#### Written task:
Determine how many lines include the word "εφαρμογής", then give that number and nothing more.
** START OF Record list **
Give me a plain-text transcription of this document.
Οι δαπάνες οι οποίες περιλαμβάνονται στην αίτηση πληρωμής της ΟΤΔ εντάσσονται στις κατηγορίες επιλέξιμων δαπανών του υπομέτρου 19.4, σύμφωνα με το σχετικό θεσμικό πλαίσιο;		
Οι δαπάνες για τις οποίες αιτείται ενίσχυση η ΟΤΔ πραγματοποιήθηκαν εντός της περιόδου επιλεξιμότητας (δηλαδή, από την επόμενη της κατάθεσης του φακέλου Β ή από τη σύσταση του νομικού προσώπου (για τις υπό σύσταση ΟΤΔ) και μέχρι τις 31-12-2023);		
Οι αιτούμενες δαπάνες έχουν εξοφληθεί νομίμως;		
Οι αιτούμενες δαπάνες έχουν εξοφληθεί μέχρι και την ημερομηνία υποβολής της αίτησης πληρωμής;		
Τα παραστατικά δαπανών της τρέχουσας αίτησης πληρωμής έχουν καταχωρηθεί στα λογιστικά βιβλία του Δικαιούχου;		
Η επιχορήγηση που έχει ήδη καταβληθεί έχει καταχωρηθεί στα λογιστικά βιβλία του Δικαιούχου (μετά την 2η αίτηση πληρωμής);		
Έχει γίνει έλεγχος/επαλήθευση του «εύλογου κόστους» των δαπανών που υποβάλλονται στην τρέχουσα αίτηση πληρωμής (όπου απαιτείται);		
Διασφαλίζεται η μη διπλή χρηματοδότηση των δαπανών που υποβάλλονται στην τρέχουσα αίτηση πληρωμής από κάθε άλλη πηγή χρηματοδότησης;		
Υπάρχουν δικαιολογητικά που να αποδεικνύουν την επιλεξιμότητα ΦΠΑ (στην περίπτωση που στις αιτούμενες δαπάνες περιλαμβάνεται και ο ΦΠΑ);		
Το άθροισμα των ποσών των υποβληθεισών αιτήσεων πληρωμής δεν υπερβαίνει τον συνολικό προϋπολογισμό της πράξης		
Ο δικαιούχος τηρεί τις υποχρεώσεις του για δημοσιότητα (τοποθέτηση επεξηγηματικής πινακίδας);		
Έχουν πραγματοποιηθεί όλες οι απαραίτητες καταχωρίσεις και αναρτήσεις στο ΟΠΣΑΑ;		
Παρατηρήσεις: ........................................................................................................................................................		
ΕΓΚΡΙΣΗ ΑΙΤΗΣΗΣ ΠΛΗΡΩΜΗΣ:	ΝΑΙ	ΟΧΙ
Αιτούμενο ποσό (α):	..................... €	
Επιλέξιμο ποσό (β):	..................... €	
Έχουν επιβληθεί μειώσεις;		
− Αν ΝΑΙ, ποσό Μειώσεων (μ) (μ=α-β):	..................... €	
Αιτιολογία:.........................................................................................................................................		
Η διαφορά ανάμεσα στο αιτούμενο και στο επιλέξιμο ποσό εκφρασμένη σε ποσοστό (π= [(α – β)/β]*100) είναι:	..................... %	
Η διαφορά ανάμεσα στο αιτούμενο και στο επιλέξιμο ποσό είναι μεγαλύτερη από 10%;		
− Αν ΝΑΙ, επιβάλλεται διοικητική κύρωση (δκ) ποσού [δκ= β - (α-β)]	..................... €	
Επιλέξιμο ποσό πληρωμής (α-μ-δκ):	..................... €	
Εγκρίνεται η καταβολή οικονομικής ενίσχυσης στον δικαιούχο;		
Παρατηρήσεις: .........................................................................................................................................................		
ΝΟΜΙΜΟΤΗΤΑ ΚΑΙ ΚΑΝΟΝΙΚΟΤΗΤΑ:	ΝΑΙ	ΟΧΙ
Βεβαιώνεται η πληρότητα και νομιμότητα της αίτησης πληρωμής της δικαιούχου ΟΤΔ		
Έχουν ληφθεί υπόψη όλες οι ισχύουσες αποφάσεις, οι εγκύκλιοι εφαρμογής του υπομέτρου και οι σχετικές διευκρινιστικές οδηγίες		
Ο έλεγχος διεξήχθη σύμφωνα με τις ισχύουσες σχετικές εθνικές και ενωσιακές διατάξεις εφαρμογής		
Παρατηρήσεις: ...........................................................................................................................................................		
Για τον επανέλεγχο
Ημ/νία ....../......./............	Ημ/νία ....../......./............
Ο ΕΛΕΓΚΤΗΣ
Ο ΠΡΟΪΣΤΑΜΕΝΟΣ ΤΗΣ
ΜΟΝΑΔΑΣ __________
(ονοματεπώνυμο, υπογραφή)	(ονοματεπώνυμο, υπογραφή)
** END OF Record list **
#### Response to the exercise:
2